* _PROBLEM STATEMENT_: Copy the rows from the line with "eye-icon <box>251 703 276 719</box>" to the line with "revenue-row: Total Revenue$12,345", swapping "Bar Chart" for "Column Chart" and leaving everything else unchanged. Return only those lines.

Begin

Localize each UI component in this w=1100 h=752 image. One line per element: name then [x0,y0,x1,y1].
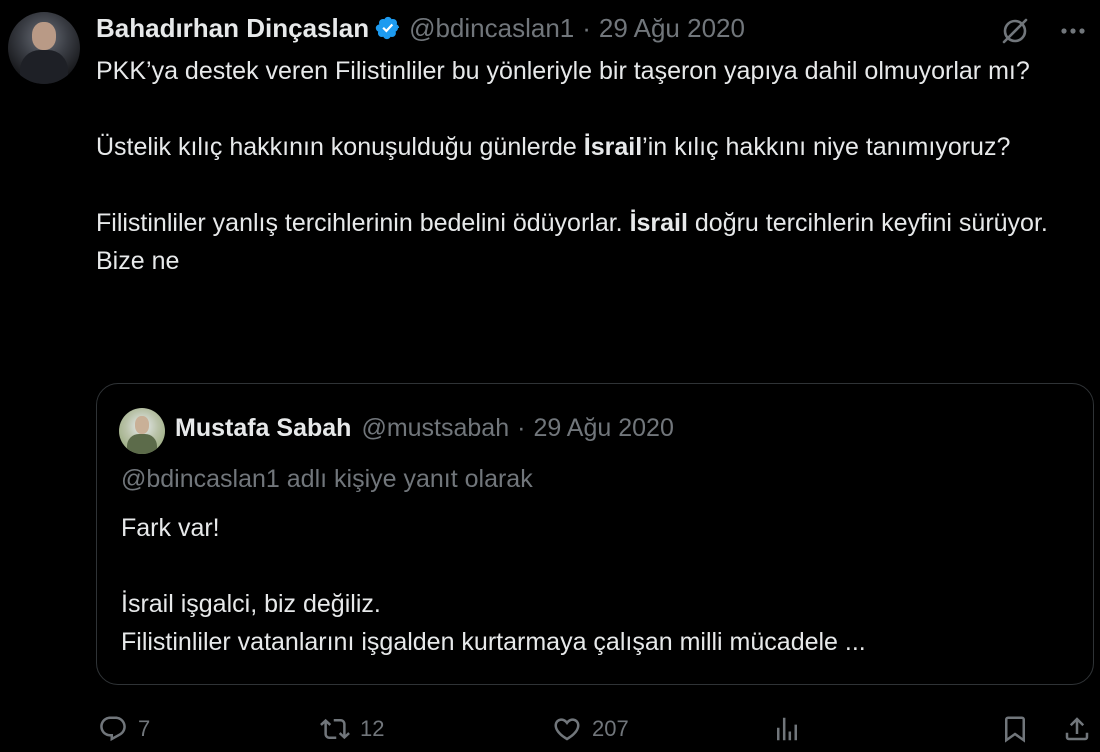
hashtag-israil[interactable]: İsrail [584,133,642,161]
author-avatar[interactable] [8,12,80,84]
reply-icon [100,716,126,742]
quoted-tweet-date: 29 Ağu 2020 [533,414,674,442]
quoted-line-2: İsrail işgalci, biz değiliz. [121,590,381,618]
tweet-text-segment: Filistinliler yanlış tercihlerinin bedel… [96,209,630,237]
quoted-author-handle: @mustsabah [361,414,510,442]
author-name[interactable]: Bahadırhan Dinçaslan [96,13,369,44]
bookmark-button[interactable] [1000,714,1030,744]
tweet-paragraph-3: Filistinliler yanlış tercihlerinin bedel… [96,204,1086,280]
retweet-count: 12 [360,716,385,741]
tweet-text-segment: Üstelik kılıç hakkının konuşulduğu günle… [96,133,584,161]
views-icon [777,717,797,741]
avatar-head [32,22,56,50]
more-icon[interactable] [1058,16,1088,46]
top-right-actions [998,14,1088,48]
reply-context: @bdincaslan1 adlı kişiye yanıt olarak [121,465,533,493]
tweet-paragraph-1: PKK’ya destek veren Filistinliler bu yön… [96,57,1030,85]
quoted-line-3: Filistinliler vatanlarını işgalden kurta… [121,628,866,656]
views-button[interactable] [772,714,802,744]
avatar-body [20,50,68,84]
tweet-text-segment: ’in kılıç hakkını niye tanımıyoruz? [642,133,1011,161]
share-icon [1065,717,1089,741]
reply-button[interactable]: 7 [98,714,150,744]
grok-slash-circle-icon[interactable] [998,14,1032,48]
tweet-date[interactable]: 29 Ağu 2020 [599,13,745,44]
tweet-text: PKK’ya destek veren Filistinliler bu yön… [96,52,1086,280]
retweet-icon [320,718,350,740]
tweet-header: Bahadırhan Dinçaslan @bdincaslan1 · 29 A… [96,12,745,44]
like-icon [554,718,580,741]
quoted-tweet-text: Fark var! İsrail işgalci, biz değiliz. F… [121,509,1071,661]
quoted-line-1: Fark var! [121,514,220,542]
quoted-header-separator: · [517,414,526,442]
quoted-avatar-body [127,434,157,454]
hashtag-israil[interactable]: İsrail [630,209,688,237]
bookmark-icon [1005,716,1025,743]
author-handle[interactable]: @bdincaslan1 [409,13,574,44]
retweet-button[interactable]: 12 [320,714,384,744]
like-count: 207 [592,716,629,741]
reply-count: 7 [138,716,151,741]
tweet-paragraph-2: Üstelik kılıç hakkının konuşulduğu günle… [96,128,1086,166]
like-button[interactable]: 207 [552,714,629,744]
quoted-avatar-face [135,416,149,434]
verified-badge-icon [375,16,400,40]
tweet-actions-bar: 7 12 207 [96,710,1092,750]
header-separator: · [582,12,591,43]
quoted-tweet-header: Mustafa Sabah @mustsabah · 29 Ağu 2020 [175,414,674,443]
quoted-author-name: Mustafa Sabah [175,414,352,442]
share-button[interactable] [1062,714,1092,744]
quoted-tweet-card[interactable]: Mustafa Sabah @mustsabah · 29 Ağu 2020 @… [96,383,1094,685]
quoted-author-avatar [119,408,165,454]
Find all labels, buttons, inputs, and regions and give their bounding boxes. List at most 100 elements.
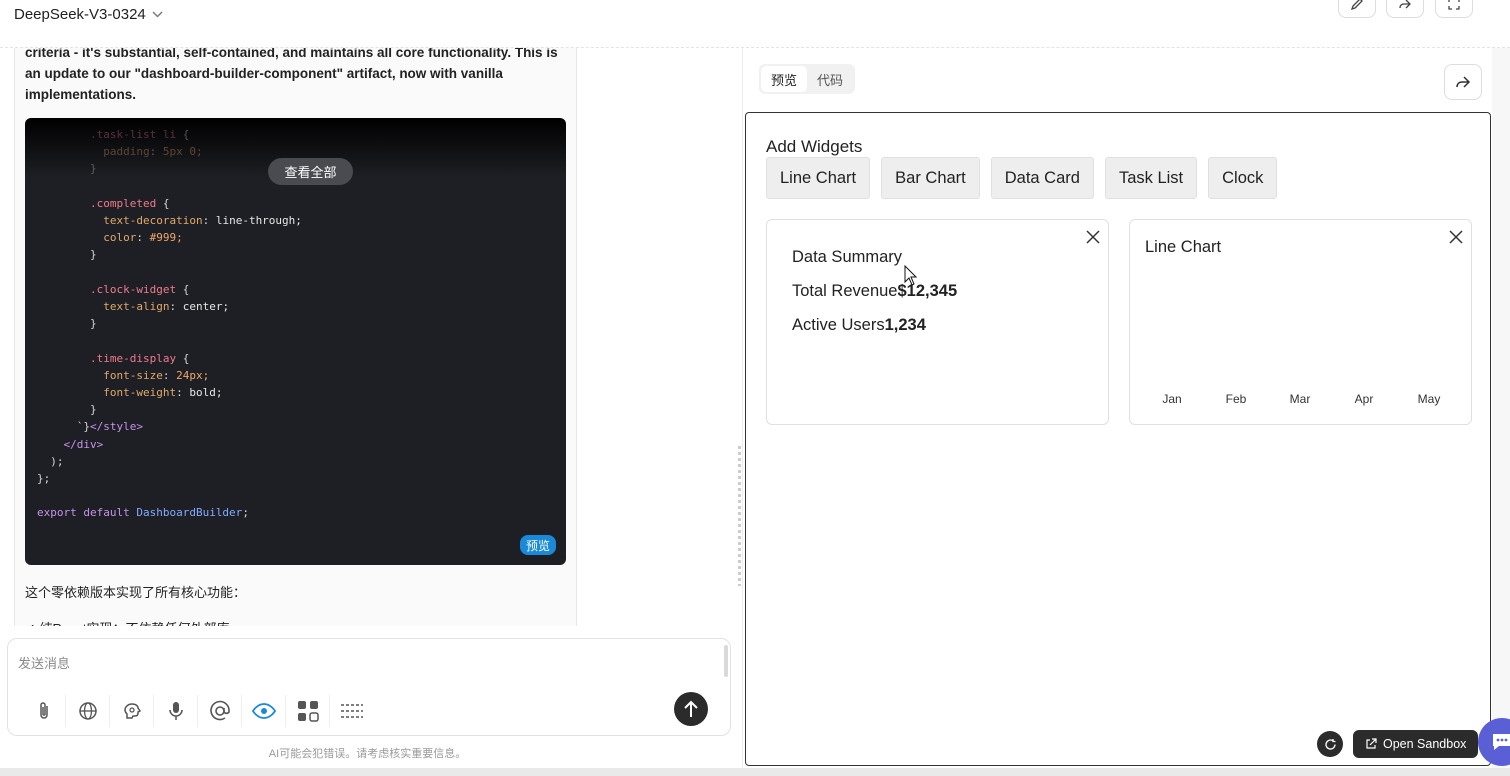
eye-icon <box>251 703 276 719</box>
add-bar-chart-button[interactable]: Bar Chart <box>881 157 980 199</box>
preview-frame: Add Widgets Line Chart Bar Chart Data Ca… <box>745 112 1491 766</box>
fullscreen-button[interactable] <box>1435 0 1473 18</box>
send-button[interactable] <box>674 692 708 726</box>
revenue-row: Total Revenue$12,345 <box>792 282 957 301</box>
open-sandbox-label: Open Sandbox <box>1383 737 1467 751</box>
expand-icon <box>1448 0 1460 10</box>
x-tick-label: Apr <box>1354 392 1374 406</box>
chevron-down-icon <box>152 9 163 21</box>
x-tick-label: Jan <box>1162 392 1182 406</box>
open-sandbox-button[interactable]: Open Sandbox <box>1353 730 1479 758</box>
code-line: }; <box>37 472 51 486</box>
code-line: .time-display { <box>89 351 190 365</box>
add-clock-button[interactable]: Clock <box>1208 157 1278 199</box>
message-text: criteria - it's substantial, self-contai… <box>25 48 558 102</box>
composer-toolbar <box>22 695 374 727</box>
summary-text: 这个零依赖版本实现了所有核心功能： <box>25 585 247 600</box>
artifact-panel: 预览 代码 Add Widgets Line Chart Bar Chart D… <box>742 48 1492 776</box>
tab-preview[interactable]: 预览 <box>761 66 808 92</box>
view-all-button[interactable]: 查看全部 <box>268 158 353 185</box>
chat-area: criteria - it's substantial, self-contai… <box>0 48 742 776</box>
model-name: DeepSeek-V3-0324 <box>14 6 146 23</box>
edit-button[interactable] <box>1338 0 1376 18</box>
arrow-up-icon <box>684 700 698 717</box>
pencil-icon <box>1350 0 1363 11</box>
top-bar: DeepSeek-V3-0324 <box>0 0 1510 48</box>
code-line: padding: 5px 0; <box>103 145 203 159</box>
code-line: color: #999; <box>103 231 183 245</box>
share-artifact-button[interactable] <box>1444 64 1482 100</box>
code-line: text-decoration: line-through; <box>103 214 302 228</box>
code-block: .task-list li { padding: 5px 0; } .compl… <box>25 118 566 565</box>
code-line: } <box>37 403 97 417</box>
attach-button[interactable] <box>22 695 66 727</box>
sandbox-toolbar: Open Sandbox <box>1317 730 1479 758</box>
code-lines: .task-list li { padding: 5px 0; } .compl… <box>37 126 302 522</box>
web-search-button[interactable] <box>66 695 110 727</box>
code-line: `}</style> <box>37 420 143 434</box>
code-line: .completed { <box>89 196 170 210</box>
users-row: Active Users1,234 <box>792 316 926 335</box>
share-arrow-icon <box>1456 76 1471 88</box>
message-input[interactable]: 发送消息 <box>18 653 70 672</box>
refresh-icon <box>1324 738 1336 750</box>
code-line: </div> <box>63 437 104 451</box>
x-tick-label: May <box>1417 392 1441 406</box>
share-top-button[interactable] <box>1386 0 1424 18</box>
share-arrow-icon <box>1399 0 1411 9</box>
code-line: } <box>37 248 97 262</box>
divider-lines-icon <box>341 704 363 718</box>
preview-toggle-button[interactable] <box>242 695 286 727</box>
preview-badge-button[interactable]: 预览 <box>519 535 556 555</box>
view-tabs: 预览 代码 <box>759 64 856 94</box>
x-tick-label: Mar <box>1289 392 1311 406</box>
more-tools-button[interactable] <box>330 695 374 727</box>
code-line: } <box>37 162 97 176</box>
refresh-button[interactable] <box>1317 731 1343 757</box>
code-line: ); <box>37 454 64 468</box>
users-value: 1,234 <box>884 316 926 334</box>
code-line: export default DashboardBuilder; <box>37 506 249 520</box>
message-composer[interactable]: 发送消息 <box>7 638 731 736</box>
microphone-icon <box>168 702 183 720</box>
globe-icon <box>78 702 97 720</box>
x-axis: Jan Feb Mar Apr May <box>1145 392 1465 412</box>
line-chart-title: Line Chart <box>1145 238 1222 256</box>
tab-code[interactable]: 代码 <box>807 66 853 92</box>
add-data-card-button[interactable]: Data Card <box>990 157 1094 199</box>
users-label: Active Users <box>792 316 885 334</box>
panel-resize-handle[interactable] <box>738 446 741 586</box>
data-summary-widget: Data Summary Total Revenue$12,345 Active… <box>766 219 1109 425</box>
widget-button-row: Line Chart Bar Chart Data Card Task List… <box>766 157 1278 199</box>
code-line: text-align: center; <box>103 300 230 314</box>
add-task-list-button[interactable]: Task List <box>1104 157 1198 199</box>
input-scrollbar[interactable] <box>724 645 728 677</box>
deep-think-button[interactable] <box>110 695 154 727</box>
brain-icon <box>123 703 141 719</box>
code-line: .task-list li { <box>89 128 190 141</box>
mouse-cursor-icon <box>904 265 918 286</box>
code-line: font-weight: bold; <box>103 386 223 400</box>
apps-icon <box>297 701 319 722</box>
disclaimer-text: AI可能会犯错误。请考虑核实重要信息。 <box>268 748 467 760</box>
code-line: } <box>37 317 97 331</box>
code-line: font-size: 24px; <box>103 368 210 382</box>
bottom-edge <box>0 768 1510 776</box>
voice-button[interactable] <box>154 695 198 727</box>
model-selector[interactable]: DeepSeek-V3-0324 <box>14 6 163 23</box>
line-chart-widget: Line Chart Jan Feb Mar Apr May <box>1129 219 1472 425</box>
x-tick-label: Feb <box>1225 392 1247 406</box>
mention-button[interactable] <box>198 695 242 727</box>
add-line-chart-button[interactable]: Line Chart <box>766 157 871 199</box>
close-icon[interactable] <box>1086 230 1100 244</box>
close-icon[interactable] <box>1449 230 1463 244</box>
apps-button[interactable] <box>286 695 330 727</box>
at-icon <box>209 700 230 721</box>
page-scrollbar[interactable] <box>1492 48 1510 776</box>
assistant-message: criteria - it's substantial, self-contai… <box>14 48 577 626</box>
revenue-label: Total Revenue <box>792 282 898 300</box>
feature-bullet: ✓ 纯React实现：不依赖任何外部库 <box>25 618 229 626</box>
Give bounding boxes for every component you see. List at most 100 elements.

End

* _RESPONSE TO THE TASK_:
eye-icon <box>251 703 276 719</box>
add-bar-chart-button[interactable]: Column Chart <box>881 157 980 199</box>
preview-frame: Add Widgets Line Chart Column Chart Data Ca… <box>745 112 1491 766</box>
fullscreen-button[interactable] <box>1435 0 1473 18</box>
send-button[interactable] <box>674 692 708 726</box>
revenue-row: Total Revenue$12,345 <box>792 282 957 301</box>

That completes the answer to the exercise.